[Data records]

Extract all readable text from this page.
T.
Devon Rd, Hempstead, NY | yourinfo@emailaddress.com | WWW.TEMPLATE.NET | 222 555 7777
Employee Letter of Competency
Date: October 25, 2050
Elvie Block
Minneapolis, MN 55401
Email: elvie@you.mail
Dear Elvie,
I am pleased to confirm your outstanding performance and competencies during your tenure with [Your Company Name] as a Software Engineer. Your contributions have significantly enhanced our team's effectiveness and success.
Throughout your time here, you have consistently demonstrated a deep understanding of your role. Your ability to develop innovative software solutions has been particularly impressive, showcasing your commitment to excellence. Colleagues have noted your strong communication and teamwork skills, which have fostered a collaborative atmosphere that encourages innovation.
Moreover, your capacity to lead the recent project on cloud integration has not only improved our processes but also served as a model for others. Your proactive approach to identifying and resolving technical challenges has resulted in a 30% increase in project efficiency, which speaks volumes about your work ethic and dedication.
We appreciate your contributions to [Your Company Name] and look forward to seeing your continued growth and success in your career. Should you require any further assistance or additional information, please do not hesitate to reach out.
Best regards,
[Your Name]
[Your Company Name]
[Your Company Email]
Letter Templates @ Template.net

◆ **Requirement**: In the material above, how many lines hold the word "Name"? Say only the number.

◆ **Task solution**: 4